GIVEN INFORMATION:
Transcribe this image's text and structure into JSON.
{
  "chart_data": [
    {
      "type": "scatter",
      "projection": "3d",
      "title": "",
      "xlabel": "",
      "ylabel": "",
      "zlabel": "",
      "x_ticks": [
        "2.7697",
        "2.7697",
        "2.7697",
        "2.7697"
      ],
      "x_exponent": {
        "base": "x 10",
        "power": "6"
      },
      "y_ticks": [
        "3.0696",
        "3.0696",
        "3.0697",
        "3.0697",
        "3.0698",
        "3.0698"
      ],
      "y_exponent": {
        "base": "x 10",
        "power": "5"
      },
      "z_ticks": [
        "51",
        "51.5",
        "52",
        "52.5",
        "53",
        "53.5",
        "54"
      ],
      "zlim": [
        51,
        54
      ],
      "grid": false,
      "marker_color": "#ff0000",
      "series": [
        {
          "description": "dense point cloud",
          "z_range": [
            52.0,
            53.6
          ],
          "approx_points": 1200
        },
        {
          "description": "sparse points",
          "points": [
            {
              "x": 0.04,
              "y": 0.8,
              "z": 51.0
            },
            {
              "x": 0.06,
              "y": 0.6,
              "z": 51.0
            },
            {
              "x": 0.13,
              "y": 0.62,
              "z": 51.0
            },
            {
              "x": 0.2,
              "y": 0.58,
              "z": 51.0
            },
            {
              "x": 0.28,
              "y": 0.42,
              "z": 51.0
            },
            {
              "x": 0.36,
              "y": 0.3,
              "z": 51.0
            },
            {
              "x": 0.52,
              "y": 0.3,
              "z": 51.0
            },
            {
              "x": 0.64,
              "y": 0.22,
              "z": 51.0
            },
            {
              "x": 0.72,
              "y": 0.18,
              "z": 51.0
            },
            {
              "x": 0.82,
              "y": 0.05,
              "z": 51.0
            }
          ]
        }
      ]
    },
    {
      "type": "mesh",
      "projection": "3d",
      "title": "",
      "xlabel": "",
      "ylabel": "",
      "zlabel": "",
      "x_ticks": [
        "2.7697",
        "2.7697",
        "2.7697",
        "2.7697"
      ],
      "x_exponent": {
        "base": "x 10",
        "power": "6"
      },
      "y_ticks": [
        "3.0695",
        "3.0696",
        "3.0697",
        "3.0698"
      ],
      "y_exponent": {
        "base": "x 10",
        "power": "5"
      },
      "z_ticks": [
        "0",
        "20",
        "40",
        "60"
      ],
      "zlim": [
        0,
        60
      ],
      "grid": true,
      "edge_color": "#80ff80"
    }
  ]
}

WHAT IS ASKED: Return the entries above exactly, each one complete.

TASK ANSWER:
Transcribe this image's text and structure into JSON.
{
  "chart_data": [
    {
      "type": "scatter",
      "projection": "3d",
      "title": "",
      "xlabel": "",
      "ylabel": "",
      "zlabel": "",
      "x_ticks": [
        "2.7697",
        "2.7697",
        "2.7697",
        "2.7697"
      ],
      "x_exponent": {
        "base": "x 10",
        "power": "6"
      },
      "y_ticks": [
        "3.0696",
        "3.0696",
        "3.0697",
        "3.0697",
        "3.0698",
        "3.0698"
      ],
      "y_exponent": {
        "base": "x 10",
        "power": "5"
      },
      "z_ticks": [
        "51",
        "51.5",
        "52",
        "52.5",
        "53",
        "53.5",
        "54"
      ],
      "zlim": [
        51,
        54
      ],
      "grid": false,
      "marker_color": "#ff0000",
      "series": [
        {
          "description": "dense point cloud",
          "z_range": [
            52.0,
            53.6
          ],
          "approx_points": 1200
        },
        {
          "description": "sparse points",
          "points": [
            {
              "x": 0.04,
              "y": 0.8,
              "z": 51.0
            },
            {
              "x": 0.06,
              "y": 0.6,
              "z": 51.0
            },
            {
              "x": 0.13,
              "y": 0.62,
              "z": 51.0
            },
            {
              "x": 0.2,
              "y": 0.58,
              "z": 51.0
            },
            {
              "x": 0.28,
              "y": 0.42,
              "z": 51.0
            },
            {
              "x": 0.36,
              "y": 0.3,
              "z": 51.0
            },
            {
              "x": 0.52,
              "y": 0.3,
              "z": 51.0
            },
            {
              "x": 0.64,
              "y": 0.22,
              "z": 51.0
            },
            {
              "x": 0.72,
              "y": 0.18,
              "z": 51.0
            },
            {
              "x": 0.82,
              "y": 0.05,
              "z": 51.0
            }
          ]
        }
      ]
    },
    {
      "type": "mesh",
      "projection": "3d",
      "title": "",
      "xlabel": "",
      "ylabel": "",
      "zlabel": "",
      "x_ticks": [
        "2.7697",
        "2.7697",
        "2.7697",
        "2.7697"
      ],
      "x_exponent": {
        "base": "x 10",
        "power": "6"
      },
      "y_ticks": [
        "3.0695",
        "3.0696",
        "3.0697",
        "3.0698"
      ],
      "y_exponent": {
        "base": "x 10",
        "power": "5"
      },
      "z_ticks": [
        "0",
        "20",
        "40",
        "60"
      ],
      "zlim": [
        0,
        60
      ],
      "grid": true,
      "edge_color": "#80ff80"
    }
  ]
}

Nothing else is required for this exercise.